Dataset items
━━━━

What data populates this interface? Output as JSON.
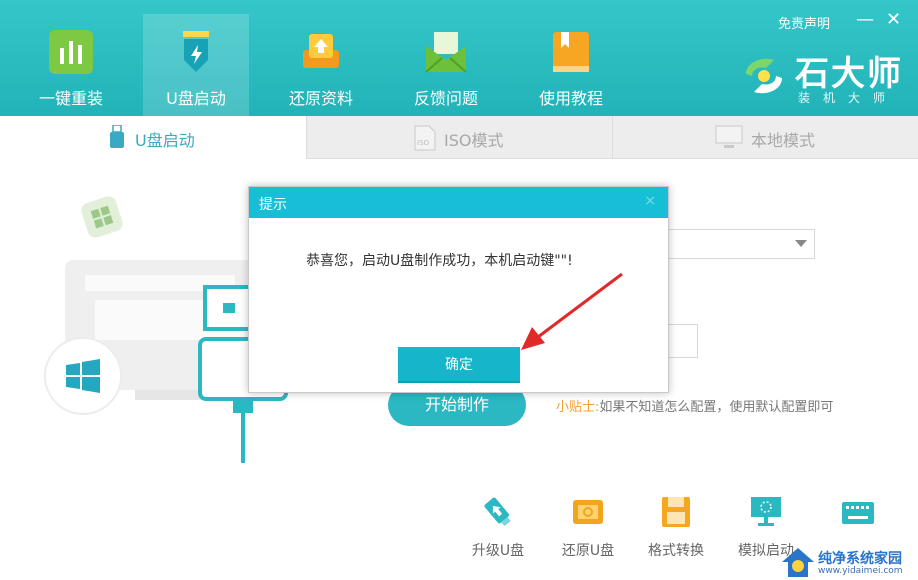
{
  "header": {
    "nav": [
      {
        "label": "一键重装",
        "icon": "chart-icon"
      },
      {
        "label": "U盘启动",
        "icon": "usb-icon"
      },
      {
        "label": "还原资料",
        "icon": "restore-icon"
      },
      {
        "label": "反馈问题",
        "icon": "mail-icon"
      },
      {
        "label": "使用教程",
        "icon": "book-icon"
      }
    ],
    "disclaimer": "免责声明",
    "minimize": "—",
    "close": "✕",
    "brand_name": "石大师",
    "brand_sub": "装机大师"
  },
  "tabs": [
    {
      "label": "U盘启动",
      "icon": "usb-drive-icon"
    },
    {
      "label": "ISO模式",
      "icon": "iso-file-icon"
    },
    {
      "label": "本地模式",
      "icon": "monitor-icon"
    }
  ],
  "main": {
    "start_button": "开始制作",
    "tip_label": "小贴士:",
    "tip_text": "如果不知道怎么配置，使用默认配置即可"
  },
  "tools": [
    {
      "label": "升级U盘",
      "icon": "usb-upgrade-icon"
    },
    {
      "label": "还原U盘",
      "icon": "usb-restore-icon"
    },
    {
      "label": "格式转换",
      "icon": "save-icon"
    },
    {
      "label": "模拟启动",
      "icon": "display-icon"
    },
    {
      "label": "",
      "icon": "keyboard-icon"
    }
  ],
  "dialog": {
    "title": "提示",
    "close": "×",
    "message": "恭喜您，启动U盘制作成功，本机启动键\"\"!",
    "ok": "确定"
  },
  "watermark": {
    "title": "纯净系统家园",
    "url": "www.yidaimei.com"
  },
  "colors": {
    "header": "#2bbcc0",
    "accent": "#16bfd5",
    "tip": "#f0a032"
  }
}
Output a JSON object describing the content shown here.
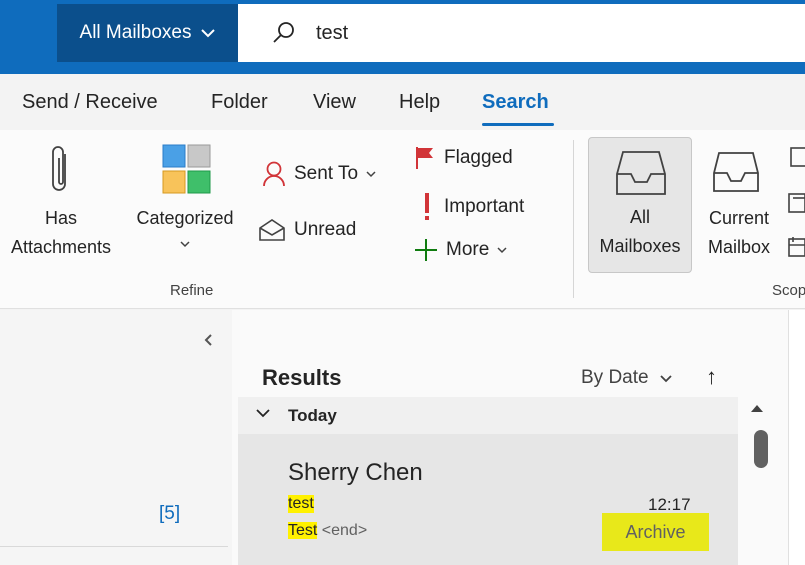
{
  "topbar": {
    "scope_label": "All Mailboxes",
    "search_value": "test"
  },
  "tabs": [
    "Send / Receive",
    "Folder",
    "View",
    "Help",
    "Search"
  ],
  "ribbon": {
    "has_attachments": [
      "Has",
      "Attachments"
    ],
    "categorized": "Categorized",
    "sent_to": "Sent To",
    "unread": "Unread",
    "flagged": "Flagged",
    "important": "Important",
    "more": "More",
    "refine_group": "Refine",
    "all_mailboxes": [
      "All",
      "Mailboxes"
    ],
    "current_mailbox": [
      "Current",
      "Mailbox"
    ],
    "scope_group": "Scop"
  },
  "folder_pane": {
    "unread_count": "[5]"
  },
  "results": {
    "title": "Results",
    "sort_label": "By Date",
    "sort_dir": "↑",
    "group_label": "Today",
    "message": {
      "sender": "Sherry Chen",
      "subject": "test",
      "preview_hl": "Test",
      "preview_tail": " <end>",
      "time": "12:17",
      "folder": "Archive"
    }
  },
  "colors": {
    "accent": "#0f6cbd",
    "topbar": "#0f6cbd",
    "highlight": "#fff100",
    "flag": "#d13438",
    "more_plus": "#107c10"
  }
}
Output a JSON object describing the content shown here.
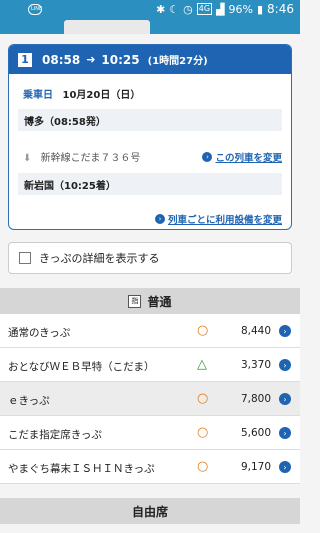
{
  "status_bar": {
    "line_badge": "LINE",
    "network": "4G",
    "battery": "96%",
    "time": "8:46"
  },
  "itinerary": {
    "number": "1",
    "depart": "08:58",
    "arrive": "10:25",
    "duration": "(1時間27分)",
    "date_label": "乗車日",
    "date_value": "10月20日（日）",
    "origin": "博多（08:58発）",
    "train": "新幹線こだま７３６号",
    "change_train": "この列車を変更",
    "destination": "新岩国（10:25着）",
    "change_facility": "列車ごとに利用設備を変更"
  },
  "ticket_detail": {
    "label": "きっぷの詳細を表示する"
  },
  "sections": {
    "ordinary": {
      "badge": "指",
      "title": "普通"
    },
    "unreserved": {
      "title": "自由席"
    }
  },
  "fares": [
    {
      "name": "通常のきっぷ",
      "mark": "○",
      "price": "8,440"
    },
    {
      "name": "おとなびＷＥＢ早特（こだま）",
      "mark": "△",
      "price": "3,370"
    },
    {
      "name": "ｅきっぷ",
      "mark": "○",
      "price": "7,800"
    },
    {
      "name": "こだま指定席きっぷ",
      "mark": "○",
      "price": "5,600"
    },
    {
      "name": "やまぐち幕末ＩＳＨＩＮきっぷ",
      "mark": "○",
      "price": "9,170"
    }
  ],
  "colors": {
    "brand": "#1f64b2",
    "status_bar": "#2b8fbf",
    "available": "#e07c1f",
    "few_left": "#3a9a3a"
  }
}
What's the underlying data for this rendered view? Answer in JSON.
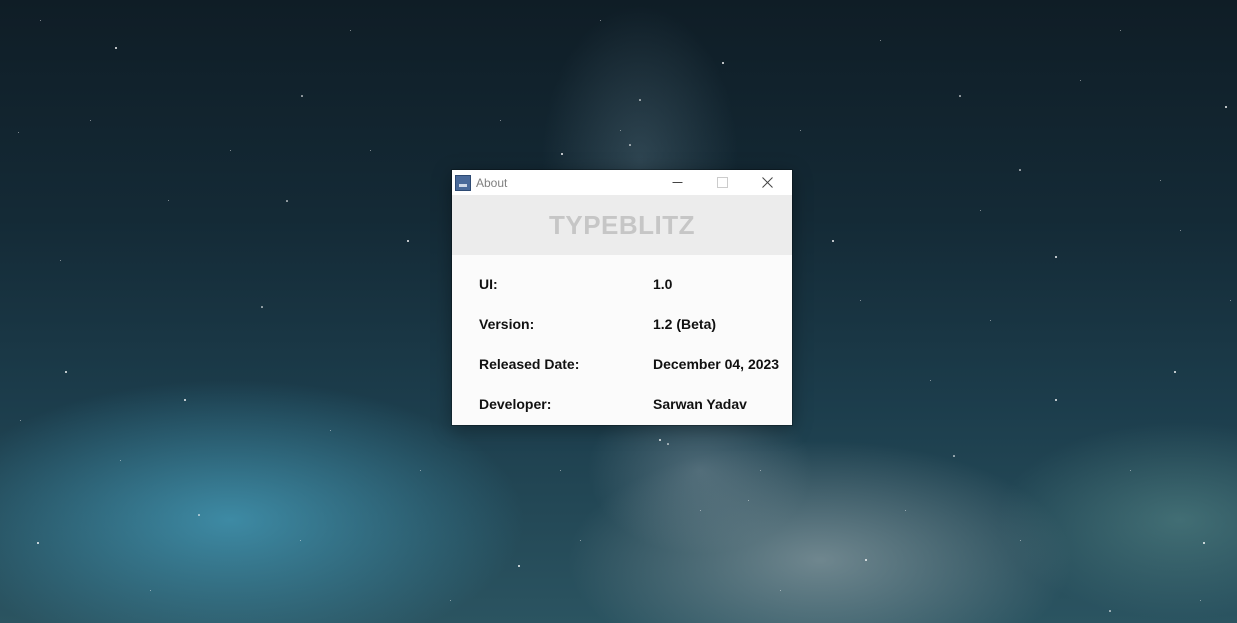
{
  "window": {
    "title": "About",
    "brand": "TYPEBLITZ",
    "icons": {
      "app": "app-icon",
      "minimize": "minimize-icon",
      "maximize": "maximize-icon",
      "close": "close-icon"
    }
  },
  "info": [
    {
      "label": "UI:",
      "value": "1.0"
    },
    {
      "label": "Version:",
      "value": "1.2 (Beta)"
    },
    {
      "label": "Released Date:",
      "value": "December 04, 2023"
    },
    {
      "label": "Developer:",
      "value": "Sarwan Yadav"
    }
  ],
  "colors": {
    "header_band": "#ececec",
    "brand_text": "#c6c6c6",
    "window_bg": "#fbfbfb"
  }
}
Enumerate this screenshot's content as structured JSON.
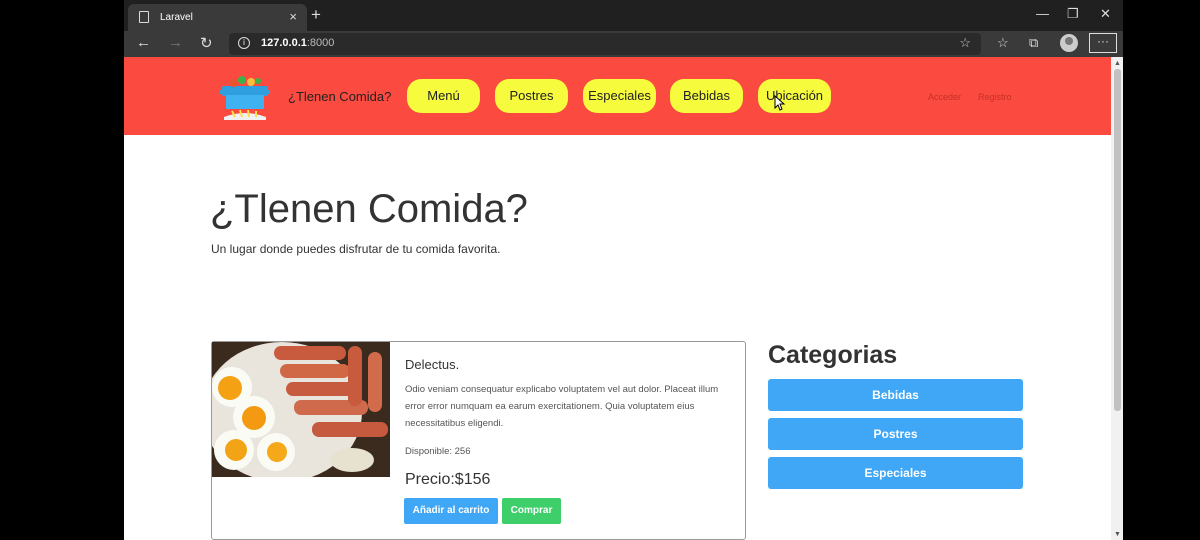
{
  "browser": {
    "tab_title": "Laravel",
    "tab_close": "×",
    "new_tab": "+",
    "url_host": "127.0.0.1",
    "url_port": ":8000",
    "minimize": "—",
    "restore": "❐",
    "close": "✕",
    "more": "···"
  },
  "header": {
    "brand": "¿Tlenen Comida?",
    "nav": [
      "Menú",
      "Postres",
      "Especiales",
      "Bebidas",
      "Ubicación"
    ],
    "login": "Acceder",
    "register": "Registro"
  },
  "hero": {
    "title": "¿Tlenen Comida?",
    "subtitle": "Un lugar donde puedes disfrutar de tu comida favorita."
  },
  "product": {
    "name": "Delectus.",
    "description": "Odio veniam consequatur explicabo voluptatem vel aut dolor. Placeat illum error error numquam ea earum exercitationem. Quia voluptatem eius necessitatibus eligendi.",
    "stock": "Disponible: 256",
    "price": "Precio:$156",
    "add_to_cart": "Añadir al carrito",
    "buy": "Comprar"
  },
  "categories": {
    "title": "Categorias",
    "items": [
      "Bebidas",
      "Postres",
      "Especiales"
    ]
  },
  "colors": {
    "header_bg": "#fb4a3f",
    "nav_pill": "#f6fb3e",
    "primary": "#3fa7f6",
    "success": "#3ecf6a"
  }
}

━━━━

Task prompt »
Reproduce each entry verbatim, excluding any embedded images.

Response to the task »
What data populates this interface? Output as JSON.
{
  "header": {
    "nav": [
      {
        "label": "一键重装",
        "icon": "chart-icon"
      },
      {
        "label": "U盘启动",
        "icon": "usb-icon"
      },
      {
        "label": "还原资料",
        "icon": "restore-icon"
      },
      {
        "label": "反馈问题",
        "icon": "mail-icon"
      },
      {
        "label": "使用教程",
        "icon": "book-icon"
      }
    ],
    "disclaimer": "免责声明",
    "minimize": "—",
    "close": "✕",
    "brand_name": "石大师",
    "brand_sub": "装机大师"
  },
  "tabs": [
    {
      "label": "U盘启动",
      "icon": "usb-drive-icon"
    },
    {
      "label": "ISO模式",
      "icon": "iso-file-icon"
    },
    {
      "label": "本地模式",
      "icon": "monitor-icon"
    }
  ],
  "main": {
    "start_button": "开始制作",
    "tip_label": "小贴士:",
    "tip_text": "如果不知道怎么配置，使用默认配置即可"
  },
  "tools": [
    {
      "label": "升级U盘",
      "icon": "usb-upgrade-icon"
    },
    {
      "label": "还原U盘",
      "icon": "usb-restore-icon"
    },
    {
      "label": "格式转换",
      "icon": "save-icon"
    },
    {
      "label": "模拟启动",
      "icon": "display-icon"
    },
    {
      "label": "",
      "icon": "keyboard-icon"
    }
  ],
  "dialog": {
    "title": "提示",
    "close": "×",
    "message": "恭喜您，启动U盘制作成功，本机启动键\"\"!",
    "ok": "确定"
  },
  "watermark": {
    "title": "纯净系统家园",
    "url": "www.yidaimei.com"
  },
  "colors": {
    "header": "#2bbcc0",
    "accent": "#16bfd5",
    "tip": "#f0a032"
  }
}
Output a JSON object describing the content shown here.
{
  "topbar": {
    "scope_label": "All Mailboxes",
    "search_value": "test"
  },
  "tabs": [
    "Send / Receive",
    "Folder",
    "View",
    "Help",
    "Search"
  ],
  "ribbon": {
    "has_attachments": [
      "Has",
      "Attachments"
    ],
    "categorized": "Categorized",
    "sent_to": "Sent To",
    "unread": "Unread",
    "flagged": "Flagged",
    "important": "Important",
    "more": "More",
    "refine_group": "Refine",
    "all_mailboxes": [
      "All",
      "Mailboxes"
    ],
    "current_mailbox": [
      "Current",
      "Mailbox"
    ],
    "scope_group": "Scop"
  },
  "folder_pane": {
    "unread_count": "[5]"
  },
  "results": {
    "title": "Results",
    "sort_label": "By Date",
    "sort_dir": "↑",
    "group_label": "Today",
    "message": {
      "sender": "Sherry Chen",
      "subject": "test",
      "preview_hl": "Test",
      "preview_tail": " <end>",
      "time": "12:17",
      "folder": "Archive"
    }
  },
  "colors": {
    "accent": "#0f6cbd",
    "topbar": "#0f6cbd",
    "highlight": "#fff100",
    "flag": "#d13438",
    "more_plus": "#107c10"
  }
}
Output a JSON object describing the content shown here.
{
  "status_bar": {
    "line_badge": "LINE",
    "network": "4G",
    "battery": "96%",
    "time": "8:46"
  },
  "itinerary": {
    "number": "1",
    "depart": "08:58",
    "arrive": "10:25",
    "duration": "(1時間27分)",
    "date_label": "乗車日",
    "date_value": "10月20日（日）",
    "origin": "博多（08:58発）",
    "train": "新幹線こだま７３６号",
    "change_train": "この列車を変更",
    "destination": "新岩国（10:25着）",
    "change_facility": "列車ごとに利用設備を変更"
  },
  "ticket_detail": {
    "label": "きっぷの詳細を表示する"
  },
  "sections": {
    "ordinary": {
      "badge": "指",
      "title": "普通"
    },
    "unreserved": {
      "title": "自由席"
    }
  },
  "fares": [
    {
      "name": "通常のきっぷ",
      "mark": "○",
      "price": "8,440"
    },
    {
      "name": "おとなびＷＥＢ早特（こだま）",
      "mark": "△",
      "price": "3,370"
    },
    {
      "name": "ｅきっぷ",
      "mark": "○",
      "price": "7,800"
    },
    {
      "name": "こだま指定席きっぷ",
      "mark": "○",
      "price": "5,600"
    },
    {
      "name": "やまぐち幕末ＩＳＨＩＮきっぷ",
      "mark": "○",
      "price": "9,170"
    }
  ],
  "colors": {
    "brand": "#1f64b2",
    "status_bar": "#2b8fbf",
    "available": "#e07c1f",
    "few_left": "#3a9a3a"
  }
}
What's the underlying data for this rendered view? Answer in JSON.
{
  "window": {
    "title": "About",
    "brand": "TYPEBLITZ",
    "icons": {
      "app": "app-icon",
      "minimize": "minimize-icon",
      "maximize": "maximize-icon",
      "close": "close-icon"
    }
  },
  "info": [
    {
      "label": "UI:",
      "value": "1.0"
    },
    {
      "label": "Version:",
      "value": "1.2 (Beta)"
    },
    {
      "label": "Released Date:",
      "value": "December 04, 2023"
    },
    {
      "label": "Developer:",
      "value": "Sarwan Yadav"
    }
  ],
  "colors": {
    "header_band": "#ececec",
    "brand_text": "#c6c6c6",
    "window_bg": "#fbfbfb"
  }
}
Enumerate this screenshot's content as structured JSON.
{
  "browser": {
    "tab_title": "Laravel",
    "tab_close": "×",
    "new_tab": "+",
    "url_host": "127.0.0.1",
    "url_port": ":8000",
    "minimize": "—",
    "restore": "❐",
    "close": "✕",
    "more": "···"
  },
  "header": {
    "brand": "¿Tlenen Comida?",
    "nav": [
      "Menú",
      "Postres",
      "Especiales",
      "Bebidas",
      "Ubicación"
    ],
    "login": "Acceder",
    "register": "Registro"
  },
  "hero": {
    "title": "¿Tlenen Comida?",
    "subtitle": "Un lugar donde puedes disfrutar de tu comida favorita."
  },
  "product": {
    "name": "Delectus.",
    "description": "Odio veniam consequatur explicabo voluptatem vel aut dolor. Placeat illum error error numquam ea earum exercitationem. Quia voluptatem eius necessitatibus eligendi.",
    "stock": "Disponible: 256",
    "price": "Precio:$156",
    "add_to_cart": "Añadir al carrito",
    "buy": "Comprar"
  },
  "categories": {
    "title": "Categorias",
    "items": [
      "Bebidas",
      "Postres",
      "Especiales"
    ]
  },
  "colors": {
    "header_bg": "#fb4a3f",
    "nav_pill": "#f6fb3e",
    "primary": "#3fa7f6",
    "success": "#3ecf6a"
  }
}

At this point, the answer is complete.